## TASK BRIEF
Note each line that includes the word "Land". Copy those lines.

[Dataset rows]
** begin **

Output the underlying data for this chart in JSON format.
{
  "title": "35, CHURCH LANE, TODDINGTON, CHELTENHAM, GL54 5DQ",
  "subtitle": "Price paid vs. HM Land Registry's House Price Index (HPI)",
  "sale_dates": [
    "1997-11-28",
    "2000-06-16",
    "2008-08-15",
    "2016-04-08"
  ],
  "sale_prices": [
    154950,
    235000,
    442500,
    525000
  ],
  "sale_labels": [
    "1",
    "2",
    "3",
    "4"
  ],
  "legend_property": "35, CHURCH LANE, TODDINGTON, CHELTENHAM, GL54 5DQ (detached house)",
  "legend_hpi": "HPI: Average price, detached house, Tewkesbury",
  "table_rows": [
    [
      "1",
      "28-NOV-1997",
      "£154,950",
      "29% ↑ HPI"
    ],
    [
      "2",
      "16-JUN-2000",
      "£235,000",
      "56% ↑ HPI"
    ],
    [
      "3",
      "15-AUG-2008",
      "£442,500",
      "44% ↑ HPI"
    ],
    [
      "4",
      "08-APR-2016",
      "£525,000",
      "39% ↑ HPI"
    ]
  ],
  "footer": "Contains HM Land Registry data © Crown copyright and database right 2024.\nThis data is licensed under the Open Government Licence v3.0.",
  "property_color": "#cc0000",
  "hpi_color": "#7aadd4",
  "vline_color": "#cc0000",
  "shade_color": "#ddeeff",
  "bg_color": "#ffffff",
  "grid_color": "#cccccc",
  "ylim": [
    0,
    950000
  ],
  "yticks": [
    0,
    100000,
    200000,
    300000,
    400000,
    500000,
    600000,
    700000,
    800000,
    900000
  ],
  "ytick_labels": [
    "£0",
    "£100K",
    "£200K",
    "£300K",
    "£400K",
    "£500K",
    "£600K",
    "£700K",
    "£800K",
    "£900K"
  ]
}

** end **

## TASK RESULT
  "subtitle": "Price paid vs. HM Land Registry's House Price Index (HPI)",
  "footer": "Contains HM Land Registry data © Crown copyright and database right 2024.\nThis data is licensed under the Open Government Licence v3.0.",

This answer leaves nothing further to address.